[[ EXERCISE PASSAGE open ]]

237.These limits can be changed by statutory instrument. The last change was in 1992.

238.The same tests are used in the Companies (Northern Ireland) Order 1986.

239.Subsections (2)(b) and (3)(b) stop companies qualifying as small or medium-sized if they are members of a larger group. See section 49.

240.Section 48 deals with expenditure by businesses which are not companies. The test is broadly whether the business would be a small or medium-sized company if the qualifying activity were carried on by a company. This is done by looking at whether or not a hypothetical company would be small or medium-sized.

241.Subsection (2) applies the section to businesses carried on by individuals and to others that are not companies and so would otherwise not be able to have first-year qualifying expenditure.

242.Subsection (5) sets the assumptions for the hypothetical company which is used to decide if the business is small or medium-sized. These include the assumption that every trade, business, profession or vocation carried on by the business is carried on by the business as part of that activity. This is broadly equivalent to the requirement in section 47(2)(b) that a company is not a member of a large group.

[[ EXERCISE PASSAGE closed ]]

*ASSIGNED TASK 1*: According to the explanatory notes on small and medium-sized businesses, in what year were the limits last changed?
*ASSIGNED TASK 2*: Write the next part of the explanatory notes on small and medium-sized businesses, beginning after their final paragraph.

[[ DATA SUPPLIED open ]]

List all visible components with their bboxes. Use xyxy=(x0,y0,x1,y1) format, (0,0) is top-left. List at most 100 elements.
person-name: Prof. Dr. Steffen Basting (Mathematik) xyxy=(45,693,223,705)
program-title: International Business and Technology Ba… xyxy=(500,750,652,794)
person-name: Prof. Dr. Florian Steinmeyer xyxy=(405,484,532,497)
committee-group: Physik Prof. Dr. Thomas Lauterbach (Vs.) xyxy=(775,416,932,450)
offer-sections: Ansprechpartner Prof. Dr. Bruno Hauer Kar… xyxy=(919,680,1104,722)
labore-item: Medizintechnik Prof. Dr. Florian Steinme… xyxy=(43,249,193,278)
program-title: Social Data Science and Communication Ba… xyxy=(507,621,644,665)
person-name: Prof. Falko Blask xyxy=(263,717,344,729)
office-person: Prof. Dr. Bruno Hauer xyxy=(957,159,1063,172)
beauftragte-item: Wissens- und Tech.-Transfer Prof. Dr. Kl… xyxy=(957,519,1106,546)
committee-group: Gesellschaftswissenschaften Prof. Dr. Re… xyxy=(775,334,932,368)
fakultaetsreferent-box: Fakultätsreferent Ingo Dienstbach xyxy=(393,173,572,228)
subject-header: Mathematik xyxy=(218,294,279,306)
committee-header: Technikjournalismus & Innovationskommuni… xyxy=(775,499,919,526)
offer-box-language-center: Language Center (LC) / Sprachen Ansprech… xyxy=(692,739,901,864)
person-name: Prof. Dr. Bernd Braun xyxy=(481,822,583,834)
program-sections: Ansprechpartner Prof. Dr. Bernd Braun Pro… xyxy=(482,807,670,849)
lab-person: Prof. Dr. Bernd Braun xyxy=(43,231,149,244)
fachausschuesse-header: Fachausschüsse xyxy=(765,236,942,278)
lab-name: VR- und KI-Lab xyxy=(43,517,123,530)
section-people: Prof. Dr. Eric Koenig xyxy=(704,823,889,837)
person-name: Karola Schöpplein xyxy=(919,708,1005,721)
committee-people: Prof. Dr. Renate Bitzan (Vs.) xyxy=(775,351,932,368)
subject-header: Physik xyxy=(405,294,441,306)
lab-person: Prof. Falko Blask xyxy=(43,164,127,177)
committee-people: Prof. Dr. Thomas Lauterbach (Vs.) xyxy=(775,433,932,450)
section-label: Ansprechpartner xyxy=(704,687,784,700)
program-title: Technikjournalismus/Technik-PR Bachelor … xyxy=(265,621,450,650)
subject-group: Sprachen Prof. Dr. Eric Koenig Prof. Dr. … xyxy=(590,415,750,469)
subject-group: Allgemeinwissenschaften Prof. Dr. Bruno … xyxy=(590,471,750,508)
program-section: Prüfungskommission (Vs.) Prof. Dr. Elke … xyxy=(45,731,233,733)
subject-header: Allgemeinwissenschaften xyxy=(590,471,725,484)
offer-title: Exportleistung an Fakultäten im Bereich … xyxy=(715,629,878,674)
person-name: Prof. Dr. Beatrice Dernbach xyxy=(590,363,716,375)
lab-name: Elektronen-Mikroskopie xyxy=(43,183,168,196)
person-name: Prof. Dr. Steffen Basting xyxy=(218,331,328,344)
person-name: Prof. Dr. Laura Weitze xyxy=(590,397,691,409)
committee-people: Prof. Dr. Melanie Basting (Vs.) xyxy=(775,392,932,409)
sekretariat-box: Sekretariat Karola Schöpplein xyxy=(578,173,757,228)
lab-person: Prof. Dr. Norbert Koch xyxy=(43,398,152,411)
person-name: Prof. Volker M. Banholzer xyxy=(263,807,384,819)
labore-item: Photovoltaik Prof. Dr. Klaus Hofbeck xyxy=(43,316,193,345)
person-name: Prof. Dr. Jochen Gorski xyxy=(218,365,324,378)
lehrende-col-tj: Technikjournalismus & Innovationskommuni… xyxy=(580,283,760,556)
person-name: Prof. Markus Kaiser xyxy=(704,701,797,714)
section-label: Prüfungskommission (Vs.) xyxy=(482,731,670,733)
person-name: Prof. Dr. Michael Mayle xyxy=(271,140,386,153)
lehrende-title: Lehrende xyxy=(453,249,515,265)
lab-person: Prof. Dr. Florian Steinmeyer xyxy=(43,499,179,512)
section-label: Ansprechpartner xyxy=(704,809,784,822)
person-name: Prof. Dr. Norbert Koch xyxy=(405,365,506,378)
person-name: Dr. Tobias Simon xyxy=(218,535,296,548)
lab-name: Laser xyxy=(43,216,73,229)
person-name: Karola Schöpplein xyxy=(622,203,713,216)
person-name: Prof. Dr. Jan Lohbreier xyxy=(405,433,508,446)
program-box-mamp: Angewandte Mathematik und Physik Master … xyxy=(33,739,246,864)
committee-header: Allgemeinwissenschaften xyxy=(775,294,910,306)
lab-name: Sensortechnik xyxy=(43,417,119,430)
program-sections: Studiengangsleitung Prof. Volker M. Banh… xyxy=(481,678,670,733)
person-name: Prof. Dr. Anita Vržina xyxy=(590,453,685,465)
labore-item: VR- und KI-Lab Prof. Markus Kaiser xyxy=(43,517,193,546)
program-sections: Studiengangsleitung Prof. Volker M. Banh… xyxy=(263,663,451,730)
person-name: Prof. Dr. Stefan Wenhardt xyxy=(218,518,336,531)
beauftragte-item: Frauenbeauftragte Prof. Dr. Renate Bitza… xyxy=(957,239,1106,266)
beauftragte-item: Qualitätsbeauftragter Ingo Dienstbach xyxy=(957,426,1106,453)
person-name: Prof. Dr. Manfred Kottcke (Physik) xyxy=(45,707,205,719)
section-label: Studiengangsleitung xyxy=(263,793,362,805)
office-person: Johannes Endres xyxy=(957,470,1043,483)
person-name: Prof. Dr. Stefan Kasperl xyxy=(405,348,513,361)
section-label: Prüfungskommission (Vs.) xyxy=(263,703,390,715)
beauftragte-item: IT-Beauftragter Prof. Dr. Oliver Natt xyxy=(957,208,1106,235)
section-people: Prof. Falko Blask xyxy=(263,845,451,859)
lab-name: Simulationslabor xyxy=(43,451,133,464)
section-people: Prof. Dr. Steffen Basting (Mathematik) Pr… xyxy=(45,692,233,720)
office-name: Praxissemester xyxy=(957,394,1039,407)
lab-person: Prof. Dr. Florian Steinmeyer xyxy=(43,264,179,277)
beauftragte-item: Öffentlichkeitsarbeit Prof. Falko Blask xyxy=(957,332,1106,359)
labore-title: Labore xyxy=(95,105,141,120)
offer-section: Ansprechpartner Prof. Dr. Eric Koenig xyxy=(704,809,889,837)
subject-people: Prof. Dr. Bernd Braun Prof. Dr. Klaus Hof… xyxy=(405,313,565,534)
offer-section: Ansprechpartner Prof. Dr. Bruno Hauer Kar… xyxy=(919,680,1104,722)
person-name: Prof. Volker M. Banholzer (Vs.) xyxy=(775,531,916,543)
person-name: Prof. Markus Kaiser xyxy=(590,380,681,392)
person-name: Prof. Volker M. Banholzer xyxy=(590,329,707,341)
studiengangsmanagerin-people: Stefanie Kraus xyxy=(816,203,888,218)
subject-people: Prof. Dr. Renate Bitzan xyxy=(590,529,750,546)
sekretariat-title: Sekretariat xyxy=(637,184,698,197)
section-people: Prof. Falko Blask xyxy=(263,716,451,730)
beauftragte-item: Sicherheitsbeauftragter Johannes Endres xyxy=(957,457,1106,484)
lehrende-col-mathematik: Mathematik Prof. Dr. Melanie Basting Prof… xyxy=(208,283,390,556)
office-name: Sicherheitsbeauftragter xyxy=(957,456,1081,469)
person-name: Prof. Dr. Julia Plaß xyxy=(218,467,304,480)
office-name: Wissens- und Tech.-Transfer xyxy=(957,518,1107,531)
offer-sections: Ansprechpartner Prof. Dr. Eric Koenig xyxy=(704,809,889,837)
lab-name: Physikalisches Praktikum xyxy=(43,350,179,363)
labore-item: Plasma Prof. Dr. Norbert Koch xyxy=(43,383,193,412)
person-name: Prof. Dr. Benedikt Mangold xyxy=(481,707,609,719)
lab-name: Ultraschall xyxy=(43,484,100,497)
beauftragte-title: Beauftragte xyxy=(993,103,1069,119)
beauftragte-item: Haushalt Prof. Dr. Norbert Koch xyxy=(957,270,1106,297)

[[ DATA SUPPLIED closed ]]

*TASK ANSWER 1*: The limits were last changed in 1992.

*TASK ANSWER 2*:
243.Subsections (6) and (7) then use the relevant companies legislation to decide if the hypothetical company is small or medium-sized.

244.Subsections (8) and (9) decide the relevant companies legislation for this purpose. They make minor changes to make clear whether the Companies Act or the Northern Ireland legislation should be used for this purpose. The difference does not matter in practice as the legislation is very similar. See Change 7 in Annex 1.

245.Section 49 decides if a company is a member of a large or medium-sized group for the purposes of section 47.

246.Subsection (4) treats as large or medium-sized a company which is not but would be if arrangements which already exist would make it, or a successor to its trade, large or medium-sized.

247.Subsections (5) and (6) apply the relevant companies legislation.

Section 249(3) Companies Act 1985

(3)The qualifying conditions are met by a group in a year in which it satisfies two or more of the following requirements—

Small group
1. Aggregate turnoverNot more than £2.8 million net (or £3.36 million gross)
2. Aggregate balance sheet totalNot more than £1.4 million net (or £1.68 million gross)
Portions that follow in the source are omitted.